**** Text passage
What Is Student Loan Delinquency?


  • A student loan delinquency occurs as soon as you miss a payment on your student loan.
  • Delinquency on federal student loans are reported to credit bureaus after 90 days of non-payment.
  • Delinquency on private student loans are reported to credit bureaus after 30 days on non-payment.

Being delinquent refers to a situation in which a borrower is past due on a debt. A student loan delinquency occurs when you are past due on your student loans. If you have missed a payment or you’re close to missing one, it’s important to understand the consequences of student loan delinquency and what you can do prevent getting into this situation.

Understanding Student Loan Delinquency

Digital alarm clock showing "late".

Flickr user Evan

When you take a student loan, whether it’s a federal or private student loan, the lender draws up an agreement clearly stating the repayment terms. The repayment terms include information such as when the payments start, the fixed monthly due date, and the monthly payment amounts. Once you sign this agreement, you are legally obligated to make those monthly loan payments on or before the due date.
********
**** Given information
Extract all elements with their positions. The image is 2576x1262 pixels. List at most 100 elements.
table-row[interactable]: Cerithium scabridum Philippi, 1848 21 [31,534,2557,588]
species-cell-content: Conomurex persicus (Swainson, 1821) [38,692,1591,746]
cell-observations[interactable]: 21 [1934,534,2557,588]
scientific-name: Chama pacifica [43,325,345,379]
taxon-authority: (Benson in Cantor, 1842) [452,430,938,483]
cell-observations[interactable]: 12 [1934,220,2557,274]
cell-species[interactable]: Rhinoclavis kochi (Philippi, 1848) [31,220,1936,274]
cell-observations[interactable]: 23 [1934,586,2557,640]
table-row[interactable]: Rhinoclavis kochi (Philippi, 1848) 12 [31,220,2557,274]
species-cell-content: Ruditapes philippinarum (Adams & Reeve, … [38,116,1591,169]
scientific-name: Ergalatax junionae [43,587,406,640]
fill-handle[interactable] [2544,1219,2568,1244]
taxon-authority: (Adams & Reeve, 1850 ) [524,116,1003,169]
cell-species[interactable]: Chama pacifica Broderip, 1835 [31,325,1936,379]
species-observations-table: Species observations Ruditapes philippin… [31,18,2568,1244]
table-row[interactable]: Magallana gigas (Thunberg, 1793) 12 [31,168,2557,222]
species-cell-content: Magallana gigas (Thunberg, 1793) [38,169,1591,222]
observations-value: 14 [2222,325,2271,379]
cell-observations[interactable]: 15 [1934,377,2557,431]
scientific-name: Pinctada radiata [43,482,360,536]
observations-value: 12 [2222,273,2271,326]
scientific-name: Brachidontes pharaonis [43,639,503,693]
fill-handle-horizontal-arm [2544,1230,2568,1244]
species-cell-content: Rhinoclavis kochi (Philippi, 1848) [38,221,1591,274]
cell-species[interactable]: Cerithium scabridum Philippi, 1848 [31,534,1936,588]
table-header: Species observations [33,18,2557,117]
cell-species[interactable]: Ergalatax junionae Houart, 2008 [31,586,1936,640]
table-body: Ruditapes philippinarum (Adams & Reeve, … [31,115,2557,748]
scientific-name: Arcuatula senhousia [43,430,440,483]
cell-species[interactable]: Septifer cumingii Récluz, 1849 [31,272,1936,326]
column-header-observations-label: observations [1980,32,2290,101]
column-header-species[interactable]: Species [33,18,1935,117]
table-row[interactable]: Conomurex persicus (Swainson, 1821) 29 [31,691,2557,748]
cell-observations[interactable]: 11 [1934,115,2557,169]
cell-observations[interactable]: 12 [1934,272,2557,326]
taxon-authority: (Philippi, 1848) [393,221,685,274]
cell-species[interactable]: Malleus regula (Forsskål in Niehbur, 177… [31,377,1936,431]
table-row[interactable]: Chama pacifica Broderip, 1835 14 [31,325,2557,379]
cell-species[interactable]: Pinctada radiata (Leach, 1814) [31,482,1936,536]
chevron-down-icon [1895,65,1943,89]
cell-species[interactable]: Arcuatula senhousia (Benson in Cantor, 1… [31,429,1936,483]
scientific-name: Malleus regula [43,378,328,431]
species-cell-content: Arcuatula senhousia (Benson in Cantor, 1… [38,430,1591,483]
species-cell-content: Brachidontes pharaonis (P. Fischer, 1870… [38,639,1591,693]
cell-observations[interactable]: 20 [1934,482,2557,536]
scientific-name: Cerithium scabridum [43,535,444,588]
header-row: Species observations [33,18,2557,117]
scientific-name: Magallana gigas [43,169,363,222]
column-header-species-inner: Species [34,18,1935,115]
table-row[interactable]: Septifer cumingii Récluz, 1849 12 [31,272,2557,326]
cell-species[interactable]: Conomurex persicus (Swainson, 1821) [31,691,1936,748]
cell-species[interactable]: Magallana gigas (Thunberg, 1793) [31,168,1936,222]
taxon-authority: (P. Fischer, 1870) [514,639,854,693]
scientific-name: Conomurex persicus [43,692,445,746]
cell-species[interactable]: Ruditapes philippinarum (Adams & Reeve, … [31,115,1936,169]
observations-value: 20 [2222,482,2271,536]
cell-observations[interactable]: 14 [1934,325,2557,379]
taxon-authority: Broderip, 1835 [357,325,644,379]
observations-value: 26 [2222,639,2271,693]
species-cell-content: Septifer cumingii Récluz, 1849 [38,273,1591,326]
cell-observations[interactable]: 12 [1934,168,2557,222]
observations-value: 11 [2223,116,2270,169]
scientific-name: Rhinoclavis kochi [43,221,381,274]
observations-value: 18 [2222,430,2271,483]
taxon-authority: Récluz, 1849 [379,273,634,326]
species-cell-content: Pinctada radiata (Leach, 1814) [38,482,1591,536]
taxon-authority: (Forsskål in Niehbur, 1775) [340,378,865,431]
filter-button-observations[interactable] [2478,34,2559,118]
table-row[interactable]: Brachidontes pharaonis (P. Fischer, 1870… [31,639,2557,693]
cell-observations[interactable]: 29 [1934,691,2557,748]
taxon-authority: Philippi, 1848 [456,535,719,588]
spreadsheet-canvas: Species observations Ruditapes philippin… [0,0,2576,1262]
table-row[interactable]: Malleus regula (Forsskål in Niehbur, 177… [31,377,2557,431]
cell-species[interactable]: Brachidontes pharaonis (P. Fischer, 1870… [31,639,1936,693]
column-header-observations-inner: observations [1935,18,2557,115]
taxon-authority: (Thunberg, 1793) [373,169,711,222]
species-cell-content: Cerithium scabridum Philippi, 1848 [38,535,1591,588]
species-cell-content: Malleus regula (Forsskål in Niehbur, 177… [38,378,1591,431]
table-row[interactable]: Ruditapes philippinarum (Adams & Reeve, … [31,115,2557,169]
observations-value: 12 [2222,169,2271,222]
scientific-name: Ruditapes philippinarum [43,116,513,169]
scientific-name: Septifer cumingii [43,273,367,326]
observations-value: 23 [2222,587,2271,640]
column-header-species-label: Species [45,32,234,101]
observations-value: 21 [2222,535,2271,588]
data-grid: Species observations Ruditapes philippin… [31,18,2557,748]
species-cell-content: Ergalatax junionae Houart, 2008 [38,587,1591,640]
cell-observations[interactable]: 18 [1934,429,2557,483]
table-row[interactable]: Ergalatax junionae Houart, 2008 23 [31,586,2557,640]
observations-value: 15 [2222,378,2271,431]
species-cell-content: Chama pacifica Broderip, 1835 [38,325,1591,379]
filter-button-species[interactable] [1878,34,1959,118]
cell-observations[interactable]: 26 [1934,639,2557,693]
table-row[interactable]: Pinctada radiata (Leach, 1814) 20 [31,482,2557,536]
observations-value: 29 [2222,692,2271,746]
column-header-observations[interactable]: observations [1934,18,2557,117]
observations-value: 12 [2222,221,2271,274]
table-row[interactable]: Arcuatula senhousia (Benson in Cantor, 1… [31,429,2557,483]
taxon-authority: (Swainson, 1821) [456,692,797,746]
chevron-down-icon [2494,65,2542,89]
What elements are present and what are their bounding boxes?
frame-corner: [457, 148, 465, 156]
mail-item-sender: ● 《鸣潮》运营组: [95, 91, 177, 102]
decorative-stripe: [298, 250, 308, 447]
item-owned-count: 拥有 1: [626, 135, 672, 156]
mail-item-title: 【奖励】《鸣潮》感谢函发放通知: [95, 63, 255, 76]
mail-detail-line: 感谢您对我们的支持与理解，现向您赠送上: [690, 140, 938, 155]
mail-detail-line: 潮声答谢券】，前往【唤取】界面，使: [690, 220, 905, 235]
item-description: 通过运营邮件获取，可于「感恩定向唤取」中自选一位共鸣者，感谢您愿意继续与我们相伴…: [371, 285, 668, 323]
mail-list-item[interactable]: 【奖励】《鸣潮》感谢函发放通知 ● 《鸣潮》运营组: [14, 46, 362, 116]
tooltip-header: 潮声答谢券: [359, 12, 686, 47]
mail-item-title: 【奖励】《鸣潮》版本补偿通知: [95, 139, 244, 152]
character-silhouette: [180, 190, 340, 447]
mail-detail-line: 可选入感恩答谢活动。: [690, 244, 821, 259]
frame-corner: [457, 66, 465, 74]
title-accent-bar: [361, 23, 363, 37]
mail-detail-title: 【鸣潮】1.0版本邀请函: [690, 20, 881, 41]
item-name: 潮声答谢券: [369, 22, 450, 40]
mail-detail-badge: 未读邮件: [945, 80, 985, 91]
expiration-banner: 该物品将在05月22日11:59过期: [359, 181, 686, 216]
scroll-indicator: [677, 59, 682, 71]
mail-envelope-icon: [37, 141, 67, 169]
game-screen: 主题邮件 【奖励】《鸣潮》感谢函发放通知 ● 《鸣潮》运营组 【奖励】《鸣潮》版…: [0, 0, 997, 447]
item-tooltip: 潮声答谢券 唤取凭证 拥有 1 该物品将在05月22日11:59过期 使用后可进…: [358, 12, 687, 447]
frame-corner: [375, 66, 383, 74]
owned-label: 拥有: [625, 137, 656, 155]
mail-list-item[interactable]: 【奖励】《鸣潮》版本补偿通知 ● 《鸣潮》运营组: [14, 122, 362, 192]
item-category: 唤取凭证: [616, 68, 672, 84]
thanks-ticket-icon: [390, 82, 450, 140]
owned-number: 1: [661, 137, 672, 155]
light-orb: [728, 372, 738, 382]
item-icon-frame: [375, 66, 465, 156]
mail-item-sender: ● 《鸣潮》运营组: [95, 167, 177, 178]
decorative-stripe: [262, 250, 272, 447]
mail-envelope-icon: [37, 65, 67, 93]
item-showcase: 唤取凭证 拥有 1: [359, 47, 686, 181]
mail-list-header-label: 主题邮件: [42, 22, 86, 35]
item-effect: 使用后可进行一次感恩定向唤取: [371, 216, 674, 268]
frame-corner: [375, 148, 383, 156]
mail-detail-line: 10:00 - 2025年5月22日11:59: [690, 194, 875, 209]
********
Tasks to complete =
- A) According to the text on student loan delinquency, why is a borrower legally obligated to make monthly payments on or before the due date? Answer in one to three sentences.
- B) Pick up the text on student loan delinquency after its last sentence and continue it.

In response =
- A) The borrower is legally obligated because they signed the lender's agreement. That agreement states the repayment terms, including when payments start, the fixed monthly due date and the monthly payment amounts.

- B)
If you fail to make a payment on your student loan by the agreed-upon due date, your loan goes into delinquency. If you’ve missed a payment, the delinquency will be removed after you’ve made the missed payment and paid any late fees and interest.

Being delinquent on your student loan debt could affect multiple aspects of your financial future. What happens after your student loan account goes into delinquency depends on whether you missed a payment on a federal student loan or a private student loan. Federal and private lenders assess delinquency slightly differently.

Consequences Of Student Loan Delinquency: Federal Student Loans

With federal student loans, borrowers have up to 90 days after the due date to make good on their missed payment before it’s reported to the credit bureaus.

Here’s an approximate timeline of what happens when you miss a payment on your federal student loans:

1 day: Your student loan status changes from ‘current’ to ‘delinquent’ 1 day after the missed payment. It does not revert to ‘current’ until you make that payment or request a deferment or forbearance.

15 days: After about 15 days past the due date, your loan servicer will send you a reminder to make the payment immediately.

30 days: Depending on the type of federal student loan and your loan servicer, you may start incurring late payment fees on the unpaid amount. Some loan servicers may charge the late payment fees as soon as you miss the payment.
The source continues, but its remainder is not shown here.